*What the exercise asks*. From the listing below, copy every line with the word "title".

*Data entries*.
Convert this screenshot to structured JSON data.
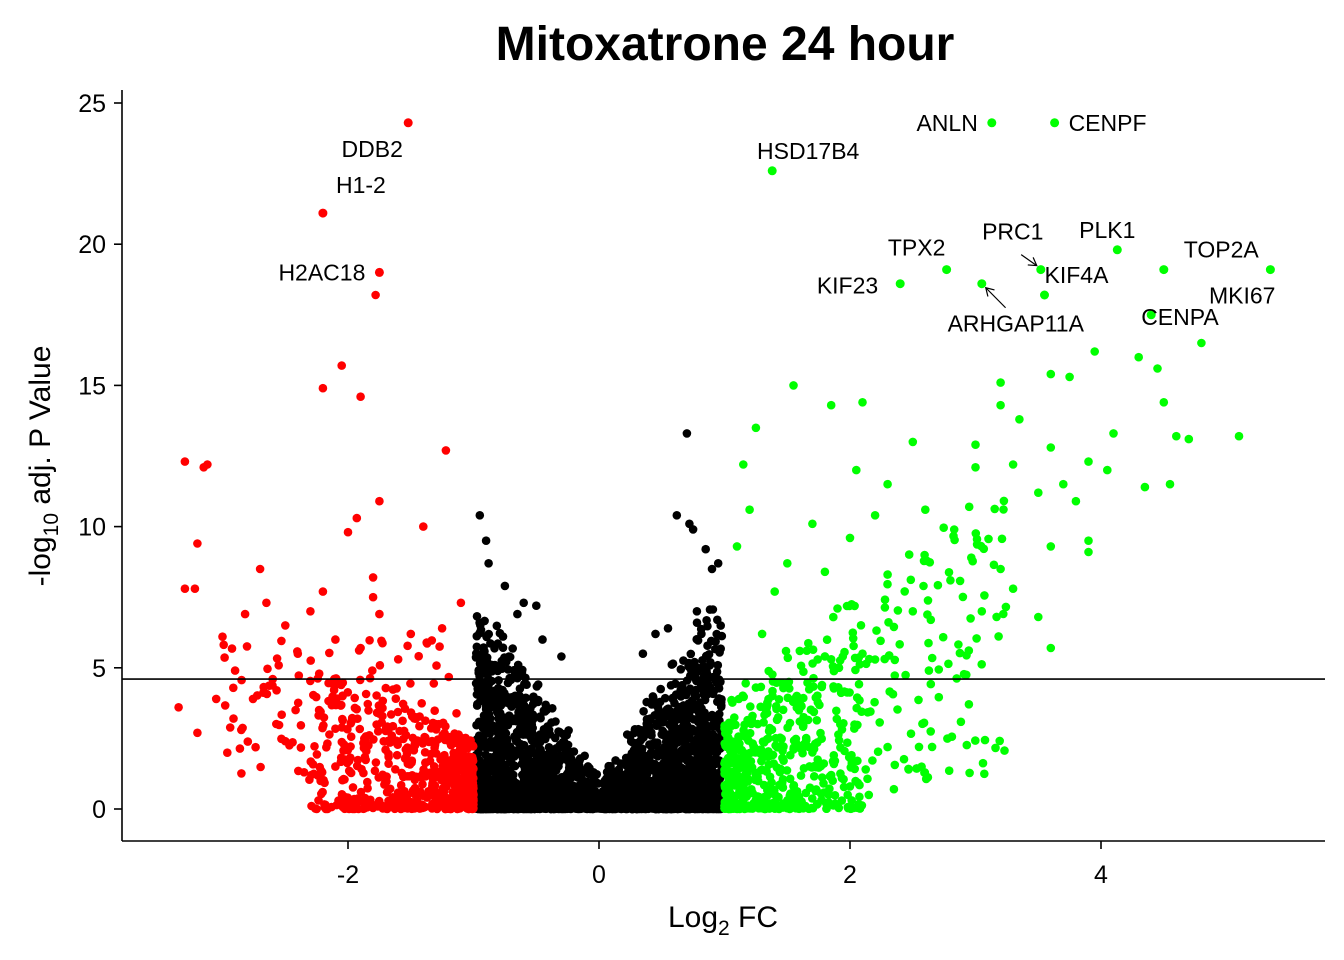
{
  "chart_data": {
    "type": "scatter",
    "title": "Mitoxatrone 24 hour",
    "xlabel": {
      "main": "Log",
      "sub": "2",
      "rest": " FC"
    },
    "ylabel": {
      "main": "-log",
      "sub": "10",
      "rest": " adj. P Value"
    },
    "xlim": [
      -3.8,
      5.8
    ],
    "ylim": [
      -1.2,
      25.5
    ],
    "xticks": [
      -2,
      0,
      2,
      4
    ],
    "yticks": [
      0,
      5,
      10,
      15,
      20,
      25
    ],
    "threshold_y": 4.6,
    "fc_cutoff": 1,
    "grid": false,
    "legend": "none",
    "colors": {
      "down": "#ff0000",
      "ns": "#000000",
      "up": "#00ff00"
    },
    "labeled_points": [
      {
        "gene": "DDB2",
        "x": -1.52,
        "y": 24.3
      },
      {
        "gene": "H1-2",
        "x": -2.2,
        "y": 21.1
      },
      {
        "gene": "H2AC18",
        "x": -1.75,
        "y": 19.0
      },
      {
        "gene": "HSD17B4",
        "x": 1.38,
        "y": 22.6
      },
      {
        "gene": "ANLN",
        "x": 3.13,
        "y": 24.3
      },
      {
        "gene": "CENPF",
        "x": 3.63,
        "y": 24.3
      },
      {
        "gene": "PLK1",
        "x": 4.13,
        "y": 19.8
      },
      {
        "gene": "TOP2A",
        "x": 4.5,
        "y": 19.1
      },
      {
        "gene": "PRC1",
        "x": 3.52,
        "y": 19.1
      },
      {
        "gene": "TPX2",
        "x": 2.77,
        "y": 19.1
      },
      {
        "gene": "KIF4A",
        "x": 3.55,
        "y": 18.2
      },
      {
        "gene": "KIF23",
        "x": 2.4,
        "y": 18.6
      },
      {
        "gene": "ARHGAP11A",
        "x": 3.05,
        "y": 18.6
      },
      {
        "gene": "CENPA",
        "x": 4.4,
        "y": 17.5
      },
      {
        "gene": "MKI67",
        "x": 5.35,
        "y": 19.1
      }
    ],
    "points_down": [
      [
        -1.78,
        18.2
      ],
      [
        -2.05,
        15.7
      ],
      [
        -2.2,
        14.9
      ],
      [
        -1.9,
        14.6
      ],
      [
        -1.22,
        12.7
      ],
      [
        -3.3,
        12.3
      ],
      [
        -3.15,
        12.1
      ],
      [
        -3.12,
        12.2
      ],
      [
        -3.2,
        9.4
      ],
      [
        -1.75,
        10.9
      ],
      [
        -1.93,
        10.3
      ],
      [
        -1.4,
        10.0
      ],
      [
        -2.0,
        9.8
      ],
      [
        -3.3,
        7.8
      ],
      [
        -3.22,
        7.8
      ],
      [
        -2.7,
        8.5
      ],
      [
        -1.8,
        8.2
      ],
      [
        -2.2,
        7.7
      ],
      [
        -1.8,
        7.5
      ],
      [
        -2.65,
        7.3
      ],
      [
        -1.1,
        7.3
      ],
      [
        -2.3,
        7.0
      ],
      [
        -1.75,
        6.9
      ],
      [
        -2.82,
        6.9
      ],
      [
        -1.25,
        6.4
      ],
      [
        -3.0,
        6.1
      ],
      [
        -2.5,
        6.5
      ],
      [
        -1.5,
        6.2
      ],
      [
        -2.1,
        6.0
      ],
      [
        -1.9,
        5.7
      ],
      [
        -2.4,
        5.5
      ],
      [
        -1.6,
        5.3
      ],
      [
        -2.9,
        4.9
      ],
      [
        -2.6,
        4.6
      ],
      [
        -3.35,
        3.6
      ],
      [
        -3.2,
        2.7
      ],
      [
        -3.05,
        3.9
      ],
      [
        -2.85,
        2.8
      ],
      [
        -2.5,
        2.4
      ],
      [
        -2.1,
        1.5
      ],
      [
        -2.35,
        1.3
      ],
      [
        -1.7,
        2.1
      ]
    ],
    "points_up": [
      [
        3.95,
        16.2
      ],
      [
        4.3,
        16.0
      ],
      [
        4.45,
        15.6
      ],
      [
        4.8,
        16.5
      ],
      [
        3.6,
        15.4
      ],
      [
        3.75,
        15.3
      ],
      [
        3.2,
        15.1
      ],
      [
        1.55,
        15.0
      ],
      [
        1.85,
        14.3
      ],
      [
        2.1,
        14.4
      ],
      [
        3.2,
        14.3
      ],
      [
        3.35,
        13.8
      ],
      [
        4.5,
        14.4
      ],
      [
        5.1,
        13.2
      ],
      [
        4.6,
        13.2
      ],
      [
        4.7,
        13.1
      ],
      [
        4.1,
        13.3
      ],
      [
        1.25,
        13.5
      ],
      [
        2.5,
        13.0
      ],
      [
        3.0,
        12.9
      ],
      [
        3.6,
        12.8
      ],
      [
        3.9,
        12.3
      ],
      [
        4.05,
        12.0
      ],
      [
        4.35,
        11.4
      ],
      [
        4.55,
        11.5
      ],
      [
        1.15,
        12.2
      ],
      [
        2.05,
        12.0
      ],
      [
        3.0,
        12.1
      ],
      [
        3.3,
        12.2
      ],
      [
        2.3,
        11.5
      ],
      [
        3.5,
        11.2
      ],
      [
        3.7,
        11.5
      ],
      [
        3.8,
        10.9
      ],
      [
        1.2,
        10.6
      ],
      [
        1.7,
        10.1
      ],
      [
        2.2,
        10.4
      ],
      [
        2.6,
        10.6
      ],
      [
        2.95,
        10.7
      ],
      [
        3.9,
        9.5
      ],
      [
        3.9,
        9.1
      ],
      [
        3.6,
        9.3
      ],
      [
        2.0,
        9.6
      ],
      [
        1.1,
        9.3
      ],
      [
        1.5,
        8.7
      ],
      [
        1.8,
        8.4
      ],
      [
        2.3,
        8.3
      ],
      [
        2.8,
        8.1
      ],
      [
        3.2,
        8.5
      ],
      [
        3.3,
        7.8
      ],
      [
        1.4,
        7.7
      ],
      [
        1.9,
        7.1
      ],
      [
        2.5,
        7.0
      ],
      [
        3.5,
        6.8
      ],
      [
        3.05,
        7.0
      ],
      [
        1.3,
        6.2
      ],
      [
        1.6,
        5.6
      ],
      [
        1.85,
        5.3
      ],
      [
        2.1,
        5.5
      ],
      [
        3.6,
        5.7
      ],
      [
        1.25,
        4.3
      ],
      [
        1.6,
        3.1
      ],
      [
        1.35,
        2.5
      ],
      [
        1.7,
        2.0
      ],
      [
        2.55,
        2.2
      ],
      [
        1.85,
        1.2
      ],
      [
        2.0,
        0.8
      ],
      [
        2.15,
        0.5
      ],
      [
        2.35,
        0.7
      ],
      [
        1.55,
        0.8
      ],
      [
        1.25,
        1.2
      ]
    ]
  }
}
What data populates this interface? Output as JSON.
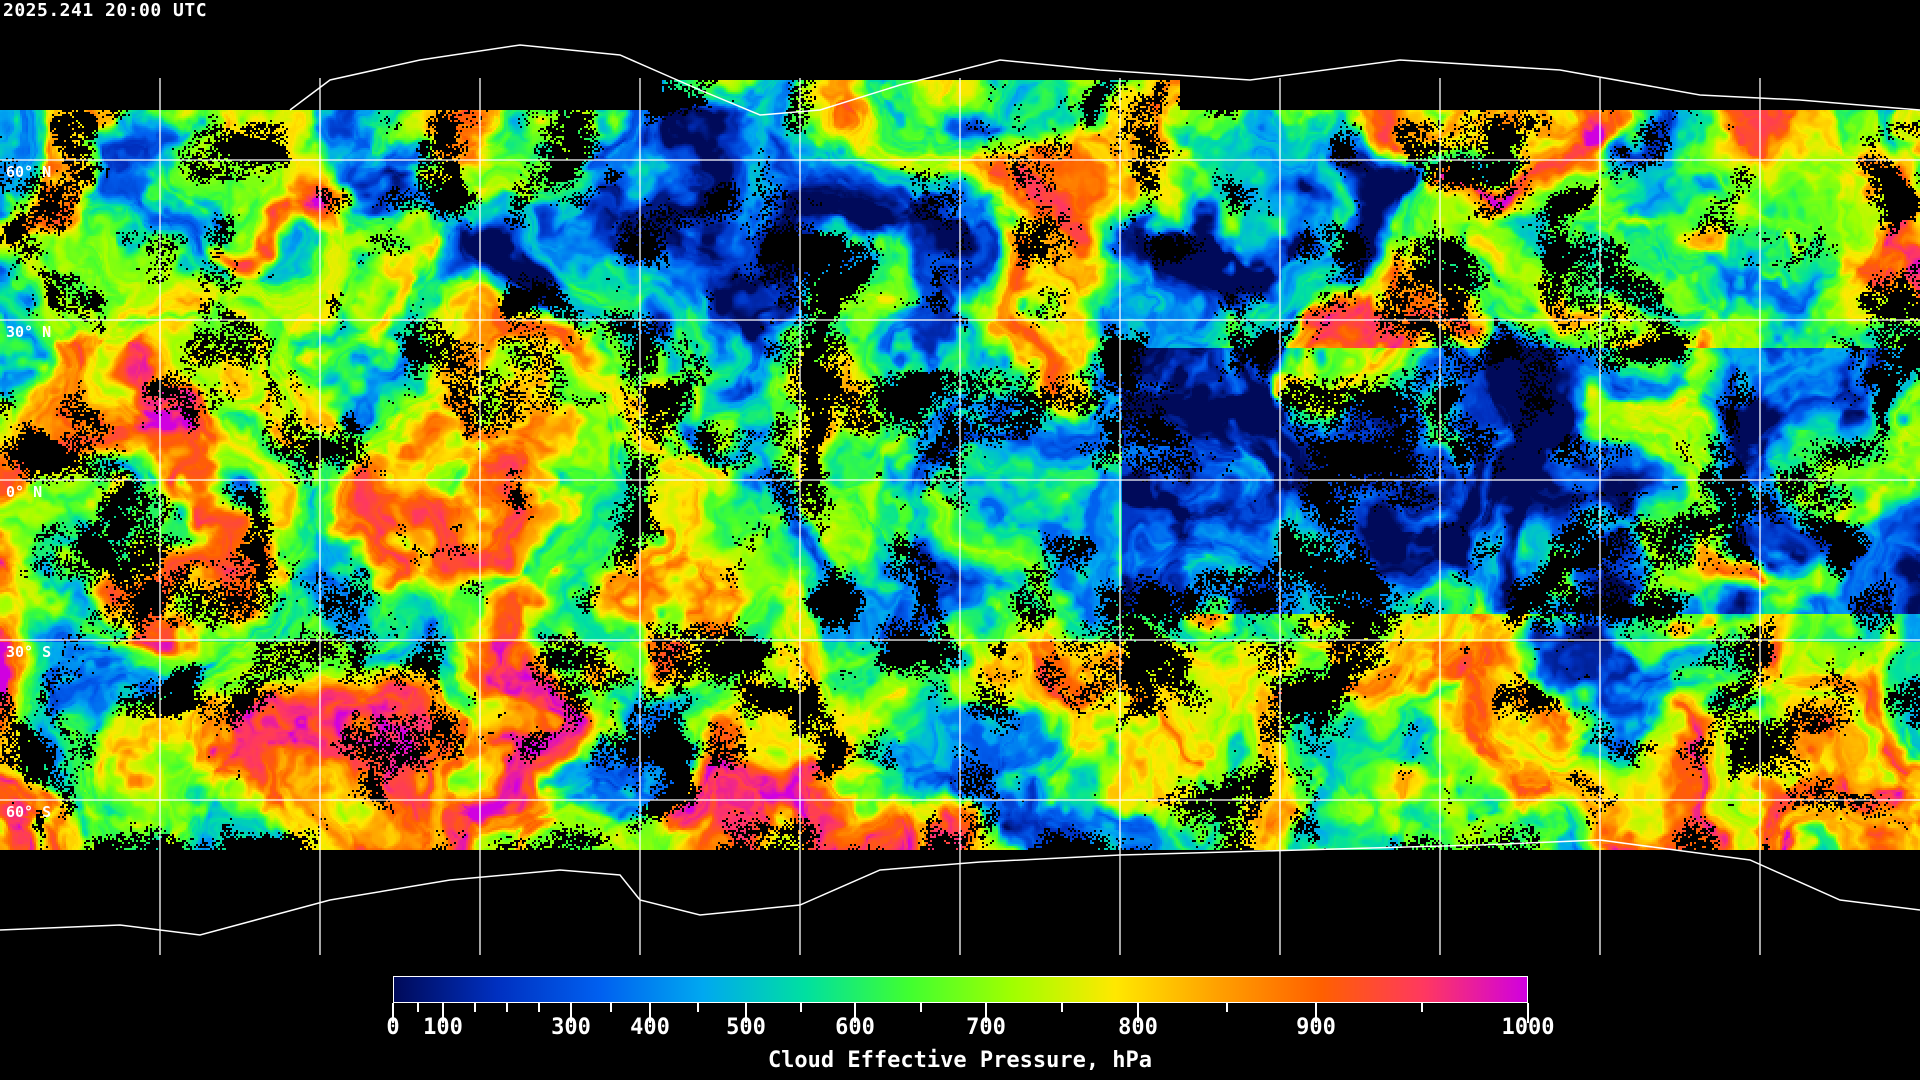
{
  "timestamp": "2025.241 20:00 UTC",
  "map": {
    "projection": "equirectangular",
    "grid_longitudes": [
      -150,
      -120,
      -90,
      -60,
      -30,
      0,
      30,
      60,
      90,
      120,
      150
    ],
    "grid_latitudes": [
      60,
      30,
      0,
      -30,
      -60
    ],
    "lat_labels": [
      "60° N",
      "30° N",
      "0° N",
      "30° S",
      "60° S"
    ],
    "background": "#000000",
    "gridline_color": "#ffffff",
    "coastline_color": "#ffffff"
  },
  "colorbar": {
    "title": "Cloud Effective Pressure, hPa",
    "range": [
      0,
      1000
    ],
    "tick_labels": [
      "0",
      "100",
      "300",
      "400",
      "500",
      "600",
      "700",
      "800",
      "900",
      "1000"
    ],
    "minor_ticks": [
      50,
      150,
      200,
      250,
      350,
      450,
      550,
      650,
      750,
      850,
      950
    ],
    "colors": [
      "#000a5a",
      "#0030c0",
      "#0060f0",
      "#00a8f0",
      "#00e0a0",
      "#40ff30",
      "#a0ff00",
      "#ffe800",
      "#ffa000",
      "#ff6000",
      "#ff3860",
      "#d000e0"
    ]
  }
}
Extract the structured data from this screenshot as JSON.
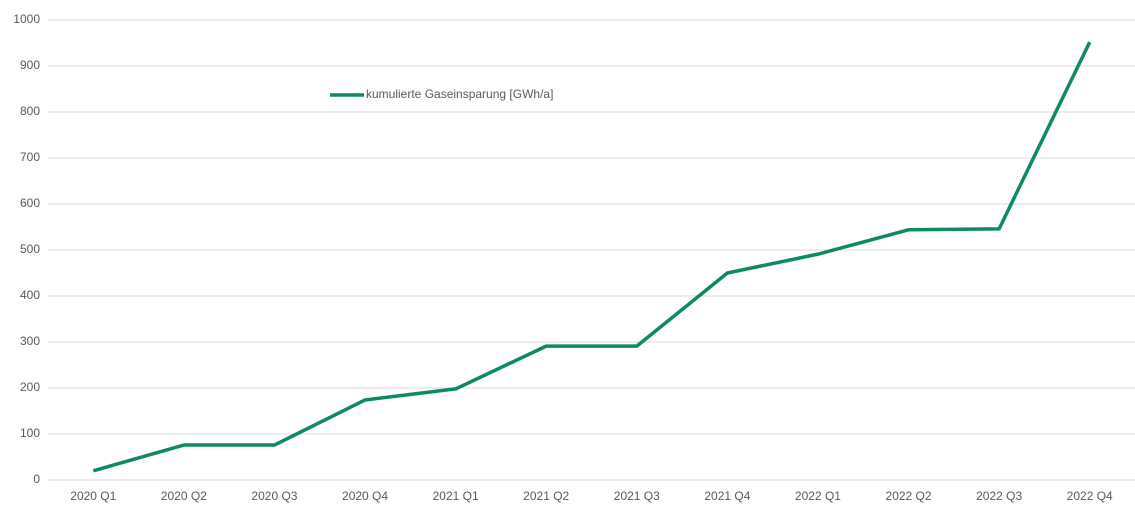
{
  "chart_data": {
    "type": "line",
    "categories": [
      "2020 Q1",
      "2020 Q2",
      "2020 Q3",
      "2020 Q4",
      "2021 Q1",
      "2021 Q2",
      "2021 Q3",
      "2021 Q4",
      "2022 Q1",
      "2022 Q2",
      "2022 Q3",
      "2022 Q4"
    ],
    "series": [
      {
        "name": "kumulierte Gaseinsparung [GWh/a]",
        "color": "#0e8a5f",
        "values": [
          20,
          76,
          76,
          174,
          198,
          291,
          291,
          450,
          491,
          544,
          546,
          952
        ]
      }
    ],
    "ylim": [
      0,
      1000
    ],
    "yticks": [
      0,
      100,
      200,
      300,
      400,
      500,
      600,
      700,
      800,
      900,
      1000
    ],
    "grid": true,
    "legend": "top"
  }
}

*Written response*.
    "title": "Mitoxatrone 24 hour",
    "title": "Cloud Effective Pressure, hPa",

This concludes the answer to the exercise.